» **SELECTED TEXT**
= Kara Keeling =

American humanities academic

Kara Keeling is an American humanities academic. She is professor of American Studies and Ethnicity and chair of Cinema & Media Studies at the USC School of Cinematic Arts.

==Early life and education==
Keeling was born in 1971. Her father was Rudy Keeling, a basketball coach at Emerson College. She received her PhD in Critical and Cultural Studies from the University of Pittsburgh.

==Research and publications==
Her research focuses on African American cinema, feminist film theory, critical theory, cultural studies, and gender and sexuality studies.

In 2007, Duke University Press published Keeling's first book, The Witch's Flight: The Cinematic, the Black Femme, and the Image of Common Sense. In this book, Keeling argues that cinema's ability to structure social reality, thus producing and reifying racism, homophobia, and misogyny, can be disrupted by the figure of the Black femme; despite its lack of representation in hegemonic imagery of race and gender, this figure constantly threatens to make visible alternative social arrangements.

Kara Keeling has also written influential articles such as "Looking for M-: Queer Temporality, Black Political Possibility, and Poetry from the Future", published in GLQ in 2009 and "Queer OS", published in Cinema Journal in 2014.

=== "Looking for M-: Queer Temporality, Black Political Possibility, and Poetry from the Future" ===
In her article "Looking for M-: Queer Temporality, Black Political Possibility, and Poetry from the Future", Keeling discusses the temporality and spatiality the Black queer experience through films such as Looking for Langston, Brother to Brother, and The Aggressives. Keeling goes on to talk about the disappearance of one individual, M-, and addresses the fact that the ways in which society functions in the temporal and spatial might not always be ideal for those labeled as the "Other", such as M-.

Document layout analysis data:
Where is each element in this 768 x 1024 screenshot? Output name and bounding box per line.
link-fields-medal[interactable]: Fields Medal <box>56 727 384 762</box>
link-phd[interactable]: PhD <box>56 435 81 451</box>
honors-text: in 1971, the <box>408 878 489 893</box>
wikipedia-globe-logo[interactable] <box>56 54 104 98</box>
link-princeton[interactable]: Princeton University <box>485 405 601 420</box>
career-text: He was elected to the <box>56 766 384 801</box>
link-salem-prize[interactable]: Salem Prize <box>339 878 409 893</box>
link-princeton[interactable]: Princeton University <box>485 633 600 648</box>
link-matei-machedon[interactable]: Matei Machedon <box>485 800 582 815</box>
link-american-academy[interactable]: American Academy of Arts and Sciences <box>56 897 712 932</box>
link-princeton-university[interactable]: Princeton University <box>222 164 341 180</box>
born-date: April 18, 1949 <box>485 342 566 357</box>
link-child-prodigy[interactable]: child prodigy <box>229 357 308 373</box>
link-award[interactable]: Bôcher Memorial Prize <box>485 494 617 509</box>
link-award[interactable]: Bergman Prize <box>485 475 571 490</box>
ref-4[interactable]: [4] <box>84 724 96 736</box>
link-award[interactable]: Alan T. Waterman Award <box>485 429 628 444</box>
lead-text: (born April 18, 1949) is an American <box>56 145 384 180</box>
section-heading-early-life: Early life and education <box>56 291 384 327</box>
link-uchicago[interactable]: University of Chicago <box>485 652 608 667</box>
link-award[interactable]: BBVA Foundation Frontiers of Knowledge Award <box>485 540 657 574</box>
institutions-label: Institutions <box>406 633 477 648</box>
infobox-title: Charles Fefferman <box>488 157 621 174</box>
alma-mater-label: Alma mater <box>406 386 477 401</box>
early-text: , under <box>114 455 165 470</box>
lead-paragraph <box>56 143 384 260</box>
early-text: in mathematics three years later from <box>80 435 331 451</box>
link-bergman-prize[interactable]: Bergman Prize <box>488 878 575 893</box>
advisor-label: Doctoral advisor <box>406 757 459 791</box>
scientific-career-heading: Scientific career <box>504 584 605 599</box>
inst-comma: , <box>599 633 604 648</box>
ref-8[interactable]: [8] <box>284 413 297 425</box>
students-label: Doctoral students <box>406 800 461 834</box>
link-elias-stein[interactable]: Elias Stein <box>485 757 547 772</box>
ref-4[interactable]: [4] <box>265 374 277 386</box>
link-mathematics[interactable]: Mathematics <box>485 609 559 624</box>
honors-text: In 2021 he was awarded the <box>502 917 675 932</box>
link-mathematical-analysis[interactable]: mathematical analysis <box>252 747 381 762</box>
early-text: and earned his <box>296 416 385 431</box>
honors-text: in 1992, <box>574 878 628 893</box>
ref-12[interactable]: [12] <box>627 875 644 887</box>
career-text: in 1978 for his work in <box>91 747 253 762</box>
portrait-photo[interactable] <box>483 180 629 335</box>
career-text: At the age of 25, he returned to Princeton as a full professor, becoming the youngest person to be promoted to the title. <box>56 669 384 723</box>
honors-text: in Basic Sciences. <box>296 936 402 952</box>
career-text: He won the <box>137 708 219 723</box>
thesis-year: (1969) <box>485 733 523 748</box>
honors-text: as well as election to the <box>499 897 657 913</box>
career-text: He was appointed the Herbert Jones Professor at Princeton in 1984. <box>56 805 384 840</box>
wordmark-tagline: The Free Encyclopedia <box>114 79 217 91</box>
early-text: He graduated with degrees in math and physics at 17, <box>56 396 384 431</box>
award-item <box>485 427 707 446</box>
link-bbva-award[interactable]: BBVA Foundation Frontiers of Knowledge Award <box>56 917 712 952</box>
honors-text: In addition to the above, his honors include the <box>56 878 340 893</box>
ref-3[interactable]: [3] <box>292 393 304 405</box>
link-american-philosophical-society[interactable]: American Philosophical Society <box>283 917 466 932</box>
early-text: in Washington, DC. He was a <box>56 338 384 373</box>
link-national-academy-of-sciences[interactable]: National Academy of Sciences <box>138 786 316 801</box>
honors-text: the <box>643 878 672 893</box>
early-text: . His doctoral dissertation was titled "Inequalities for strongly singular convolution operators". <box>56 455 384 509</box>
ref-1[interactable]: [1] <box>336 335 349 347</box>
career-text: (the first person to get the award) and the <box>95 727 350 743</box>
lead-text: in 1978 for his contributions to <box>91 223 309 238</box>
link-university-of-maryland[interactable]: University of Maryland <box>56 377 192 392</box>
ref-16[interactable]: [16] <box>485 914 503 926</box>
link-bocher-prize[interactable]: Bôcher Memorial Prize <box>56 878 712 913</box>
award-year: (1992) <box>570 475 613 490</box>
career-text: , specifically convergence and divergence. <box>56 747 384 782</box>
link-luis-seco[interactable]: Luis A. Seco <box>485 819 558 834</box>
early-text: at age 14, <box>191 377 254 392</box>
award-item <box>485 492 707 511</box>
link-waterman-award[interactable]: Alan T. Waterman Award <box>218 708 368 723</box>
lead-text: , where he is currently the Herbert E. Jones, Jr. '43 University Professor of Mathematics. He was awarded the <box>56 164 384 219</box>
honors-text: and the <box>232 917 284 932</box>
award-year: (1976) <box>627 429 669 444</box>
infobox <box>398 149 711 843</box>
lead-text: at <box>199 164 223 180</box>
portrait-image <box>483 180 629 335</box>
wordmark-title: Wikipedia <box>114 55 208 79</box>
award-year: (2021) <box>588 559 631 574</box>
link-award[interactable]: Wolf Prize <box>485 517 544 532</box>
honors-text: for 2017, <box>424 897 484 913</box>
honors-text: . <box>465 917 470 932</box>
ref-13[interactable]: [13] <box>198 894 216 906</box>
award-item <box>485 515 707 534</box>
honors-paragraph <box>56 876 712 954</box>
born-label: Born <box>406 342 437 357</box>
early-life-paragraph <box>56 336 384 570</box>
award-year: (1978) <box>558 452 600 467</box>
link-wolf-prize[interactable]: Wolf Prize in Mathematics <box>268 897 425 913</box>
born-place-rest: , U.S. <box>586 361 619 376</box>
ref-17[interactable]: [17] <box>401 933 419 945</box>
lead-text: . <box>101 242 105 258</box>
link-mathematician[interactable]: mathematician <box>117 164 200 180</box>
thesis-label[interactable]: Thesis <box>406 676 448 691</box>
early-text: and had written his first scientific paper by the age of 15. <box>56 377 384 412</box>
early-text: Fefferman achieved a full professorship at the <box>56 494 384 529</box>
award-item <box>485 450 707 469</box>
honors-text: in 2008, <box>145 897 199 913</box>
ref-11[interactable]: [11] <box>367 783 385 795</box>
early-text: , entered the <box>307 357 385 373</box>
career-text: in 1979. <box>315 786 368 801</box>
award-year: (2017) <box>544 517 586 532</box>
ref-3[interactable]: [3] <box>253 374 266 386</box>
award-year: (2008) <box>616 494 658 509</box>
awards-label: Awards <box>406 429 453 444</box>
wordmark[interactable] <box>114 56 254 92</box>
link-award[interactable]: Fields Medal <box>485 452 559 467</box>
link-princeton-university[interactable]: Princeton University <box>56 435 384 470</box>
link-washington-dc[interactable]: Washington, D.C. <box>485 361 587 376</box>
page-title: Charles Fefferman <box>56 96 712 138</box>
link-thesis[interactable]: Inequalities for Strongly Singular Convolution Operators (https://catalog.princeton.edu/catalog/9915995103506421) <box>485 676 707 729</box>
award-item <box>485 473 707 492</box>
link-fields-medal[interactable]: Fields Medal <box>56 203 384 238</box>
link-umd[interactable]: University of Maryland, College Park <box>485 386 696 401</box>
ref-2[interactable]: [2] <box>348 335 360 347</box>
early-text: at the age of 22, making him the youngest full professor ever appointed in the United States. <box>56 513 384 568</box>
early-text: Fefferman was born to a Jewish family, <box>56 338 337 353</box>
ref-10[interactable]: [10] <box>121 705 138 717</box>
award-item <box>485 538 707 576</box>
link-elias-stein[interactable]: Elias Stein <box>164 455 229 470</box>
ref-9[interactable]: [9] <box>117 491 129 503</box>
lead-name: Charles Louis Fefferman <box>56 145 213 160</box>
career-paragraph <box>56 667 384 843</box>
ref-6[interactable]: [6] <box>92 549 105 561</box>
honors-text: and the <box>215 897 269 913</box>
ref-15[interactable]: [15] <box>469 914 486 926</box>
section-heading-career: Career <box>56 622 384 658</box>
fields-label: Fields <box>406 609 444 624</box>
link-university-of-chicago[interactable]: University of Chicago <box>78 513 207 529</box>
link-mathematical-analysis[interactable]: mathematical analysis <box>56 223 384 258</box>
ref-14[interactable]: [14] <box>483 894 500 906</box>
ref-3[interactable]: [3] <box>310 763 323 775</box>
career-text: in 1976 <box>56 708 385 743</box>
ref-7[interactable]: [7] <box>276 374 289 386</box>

» **EXERCISES TO COMPLETE**
1 - Translate this sentence from the Kara Keeling article into Spanish: "Her research focuses on African American cinema, feminist film theory, critical theory, cultural studies, and gender and sexuality studies."
2 - Continue the Kara Keeling article, picking up after its final sentence.

» **RESULTS**
1 - Su investigación se centra en el cine afroamericano, la teoría fílmica feminista, la teoría crítica, los estudios culturales y los estudios de género y sexualidad.

2 -
== Selected works ==

- Queer Times, Black Futures. New York University Press, 2019.
- "Queer OS." Cinema Journal, 2014.
- "Two. I = Another: Digital Identity Politics." in Strange Affinities. Duke University Press, 2011.
- "LOOKING FOR M—: Queer Temporality, Black Political Possibility, and Poetry from the Future." GLQ, 2009.
- "Passing for Human: Bamboozled and Digital Humanism." Women & Performance: A Journal of Feminist Theory, 2008.
- The Witch's Flight: The Cinematic, the Black Femme, and the Image of Common Sense. Duke UP, 2007.
- "'Joining the Lesbians': Cinematic Regimes of Black Lesbian Visibility." in Black Queer Studies. Duke UP, 2005.
- "'Ghetto Heaven': Set It Off and the Valorization of Black Lesbian Butch-Femme Sociality." The Black Scholar, 2003.
- "'In the Interval': Frantz Fanon and the 'Problems' of Visual Representation." Qui Parle, 2003.
- "'A Homegrown Revolutionary'?: Tupac Shakur and the Legacy of the Black Panther Party." The Black Scholar, 1999.